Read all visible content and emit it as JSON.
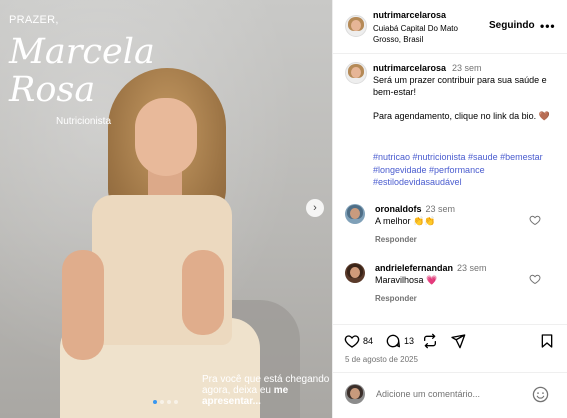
{
  "post": {
    "overlay": {
      "greeting": "PRAZER,",
      "name_line1": "Marcela",
      "name_line2": "Rosa",
      "role": "Nutricionista",
      "cta_text": "Pra você que está chegando agora, deixa eu ",
      "cta_bold": "me apresentar..."
    },
    "carousel_dots": 4,
    "carousel_active": 1
  },
  "header": {
    "username": "nutrimarcelarosa",
    "location": "Cuiabá Capital Do Mato Grosso, Brasil",
    "follow_label": "Seguindo",
    "more_label": "•••"
  },
  "caption": {
    "username": "nutrimarcelarosa",
    "time": "23 sem",
    "text": "Será um prazer contribuir para sua saúde e bem-estar!\n\nPara agendamento, clique no link da bio. 🤎",
    "hashtags": "#nutricao #nutricionista #saude #bemestar #longevidade #performance #estilodevidasaudável"
  },
  "comments": [
    {
      "username": "oronaldofs",
      "time": "23 sem",
      "text": "A melhor 👏👏",
      "reply_label": "Responder"
    },
    {
      "username": "andrielefernandan",
      "time": "23 sem",
      "text": "Maravilhosa 💗",
      "reply_label": "Responder"
    }
  ],
  "actions": {
    "likes": "84",
    "comments": "13",
    "date": "5 de agosto de 2025"
  },
  "add_comment": {
    "placeholder": "Adicione um comentário..."
  },
  "colors": {
    "hashtag": "#4a5ccf",
    "active_dot": "#3897f0",
    "muted": "#737373"
  }
}
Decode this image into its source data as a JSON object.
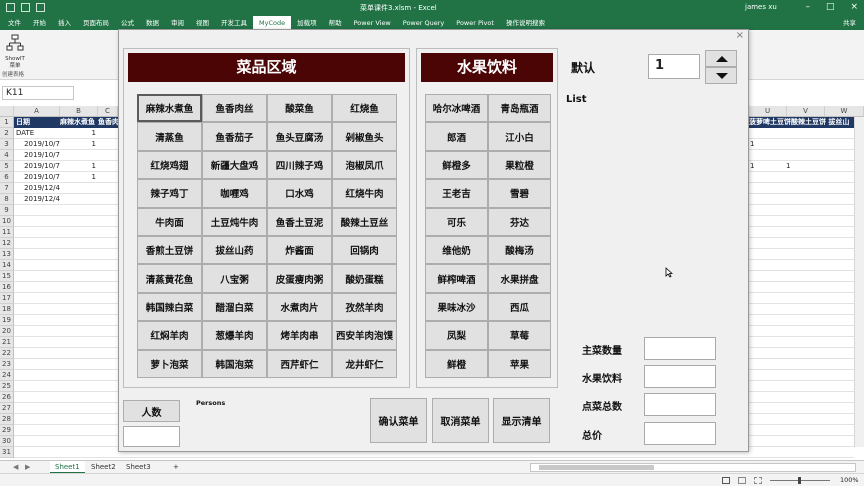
{
  "titlebar": {
    "title": "菜单课件3.xlsm - Excel",
    "user": "james xu"
  },
  "menu": {
    "tabs": [
      "文件",
      "开始",
      "插入",
      "页面布局",
      "公式",
      "数据",
      "审阅",
      "视图",
      "开发工具",
      "MyCode",
      "加载项",
      "帮助",
      "Power View",
      "Power Query",
      "Power Pivot",
      "操作说明搜索"
    ],
    "active": "MyCode",
    "share": "共享"
  },
  "ribbon": {
    "button_label": "ShowIT\n菜单",
    "group_label": "创建表格"
  },
  "name_box": "K11",
  "grid": {
    "columns": [
      "A",
      "B",
      "C",
      "U",
      "V",
      "W"
    ],
    "row_numbers": [
      "1",
      "2",
      "3",
      "4",
      "5",
      "6",
      "7",
      "8",
      "9",
      "10",
      "11",
      "12",
      "13",
      "14",
      "15",
      "16",
      "17",
      "18",
      "19",
      "20",
      "21",
      "22",
      "23",
      "24",
      "25",
      "26",
      "27",
      "28",
      "29",
      "30",
      "31"
    ],
    "left_header": {
      "a": "日期",
      "b": "麻辣水煮鱼",
      "c": "鱼香肉"
    },
    "right_header": "菠萝啤土豆饼酸辣土豆饼 拔丝山",
    "rows": [
      {
        "a": "DATE",
        "b": "1"
      },
      {
        "a": "2019/10/7",
        "b": "1"
      },
      {
        "a": "2019/10/7",
        "b": ""
      },
      {
        "a": "2019/10/7",
        "b": "1"
      },
      {
        "a": "2019/10/7",
        "b": "1"
      },
      {
        "a": "2019/12/4",
        "b": ""
      },
      {
        "a": "2019/12/4",
        "b": ""
      }
    ],
    "right_values": [
      {
        "u": "1",
        "v": ""
      },
      {
        "u": "1",
        "v": "1"
      }
    ]
  },
  "sheets": {
    "tabs": [
      "Sheet1",
      "Sheet2",
      "Sheet3"
    ],
    "active": "Sheet1",
    "add": "+"
  },
  "status": {
    "zoom": "100%"
  },
  "form": {
    "dish_title": "菜品区域",
    "drink_title": "水果饮料",
    "dishes": [
      "麻辣水煮鱼",
      "鱼香肉丝",
      "酸菜鱼",
      "红烧鱼",
      "清蒸鱼",
      "鱼香茄子",
      "鱼头豆腐汤",
      "剁椒鱼头",
      "红烧鸡翅",
      "新疆大盘鸡",
      "四川辣子鸡",
      "泡椒凤爪",
      "辣子鸡丁",
      "咖喱鸡",
      "口水鸡",
      "红烧牛肉",
      "牛肉面",
      "土豆炖牛肉",
      "鱼香土豆泥",
      "酸辣土豆丝",
      "香煎土豆饼",
      "拔丝山药",
      "炸酱面",
      "回锅肉",
      "清蒸黄花鱼",
      "八宝粥",
      "皮蛋瘦肉粥",
      "酸奶蛋糕",
      "韩国辣白菜",
      "醋溜白菜",
      "水煮肉片",
      "孜然羊肉",
      "红焖羊肉",
      "葱爆羊肉",
      "烤羊肉串",
      "西安羊肉泡馍",
      "萝卜泡菜",
      "韩国泡菜",
      "西芹虾仁",
      "龙井虾仁"
    ],
    "drinks": [
      "哈尔冰啤酒",
      "青岛瓶酒",
      "郎酒",
      "江小白",
      "鲜橙多",
      "果粒橙",
      "王老吉",
      "雪碧",
      "可乐",
      "芬达",
      "维他奶",
      "酸梅汤",
      "鲜榨啤酒",
      "水果拼盘",
      "果味冰沙",
      "西瓜",
      "凤梨",
      "草莓",
      "鲜橙",
      "苹果"
    ],
    "default_label": "默认",
    "default_value": "1",
    "list_label": "List",
    "persons_button": "人数",
    "persons_caption": "Persons",
    "confirm_button": "确认菜单",
    "cancel_button": "取消菜单",
    "show_button": "显示清单",
    "stats": [
      "主菜数量",
      "水果饮料",
      "点菜总数",
      "总价"
    ],
    "close": "×"
  },
  "colors": {
    "excel_green": "#217346",
    "banner": "#4b0505",
    "header_fill": "#203864"
  }
}
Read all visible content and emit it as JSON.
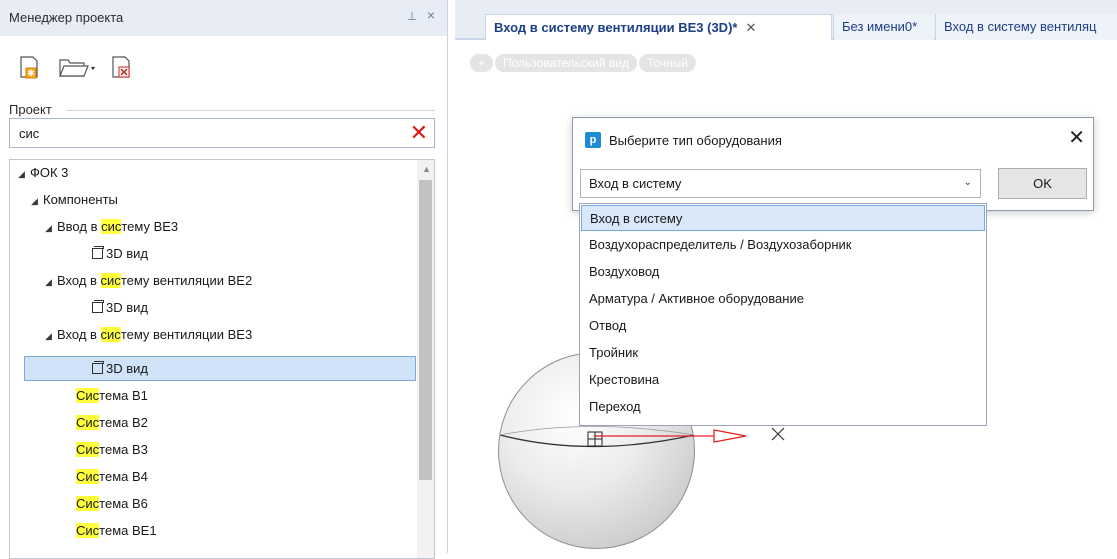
{
  "panel": {
    "title": "Менеджер проекта",
    "pin_glyph": "⊥",
    "close_glyph": "×",
    "toolbar": [
      "new-project-icon",
      "open-folder-icon",
      "delete-file-icon"
    ],
    "project_label": "Проект",
    "search_value": "сис",
    "search_clear_glyph": "✕"
  },
  "tree": {
    "rows": [
      {
        "prefix": "",
        "hl": "",
        "rest": "ФОК 3"
      },
      {
        "prefix": "",
        "hl": "",
        "rest": "Компоненты"
      },
      {
        "prefix": "Ввод в ",
        "hl": "сис",
        "rest": "тему ВЕ3"
      },
      {
        "prefix": "",
        "hl": "",
        "rest": "3D вид"
      },
      {
        "prefix": "Вход в ",
        "hl": "сис",
        "rest": "тему вентиляции ВЕ2"
      },
      {
        "prefix": "",
        "hl": "",
        "rest": "3D вид"
      },
      {
        "prefix": "Вход в ",
        "hl": "сис",
        "rest": "тему вентиляции ВЕ3"
      },
      {
        "prefix": "",
        "hl": "",
        "rest": "3D вид"
      },
      {
        "prefix": "",
        "hl": "Сис",
        "rest": "тема В1"
      },
      {
        "prefix": "",
        "hl": "Сис",
        "rest": "тема В2"
      },
      {
        "prefix": "",
        "hl": "Сис",
        "rest": "тема В3"
      },
      {
        "prefix": "",
        "hl": "Сис",
        "rest": "тема В4"
      },
      {
        "prefix": "",
        "hl": "Сис",
        "rest": "тема В6"
      },
      {
        "prefix": "",
        "hl": "Сис",
        "rest": "тема ВЕ1"
      }
    ]
  },
  "tabs": [
    {
      "label": "Вход в систему вентиляции ВЕ3 (3D)*",
      "close": "✕"
    },
    {
      "label": "Без имени0*"
    },
    {
      "label": "Вход в систему вентиляц"
    }
  ],
  "view_pills": [
    "+",
    "Пользовательский вид",
    "Точный"
  ],
  "dialog": {
    "icon_letter": "p",
    "title": "Выберите тип оборудования",
    "close_glyph": "✕",
    "combo_value": "Вход в систему",
    "combo_chevron": "⌄",
    "ok_label": "OK",
    "options": [
      "Вход в систему",
      "Воздухораспределитель / Воздухозаборник",
      "Воздуховод",
      "Арматура / Активное оборудование",
      "Отвод",
      "Тройник",
      "Крестовина",
      "Переход"
    ],
    "selected_index": 0
  },
  "colors": {
    "highlight": "#ffff3b",
    "selection": "#cfe2f7",
    "tab_text": "#1c3f86",
    "clear_x": "#e01515"
  }
}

_ _ _ _ _

Problem statement: Pull every line containing "систему" from the material above.

Output for this task:
      "label": "Вход в систему вентиляции ВЕ3 (3D)*",
      "label": "Вход в систему вентиляц"
    "combo_value": "Вход в систему",
      "Вход в систему",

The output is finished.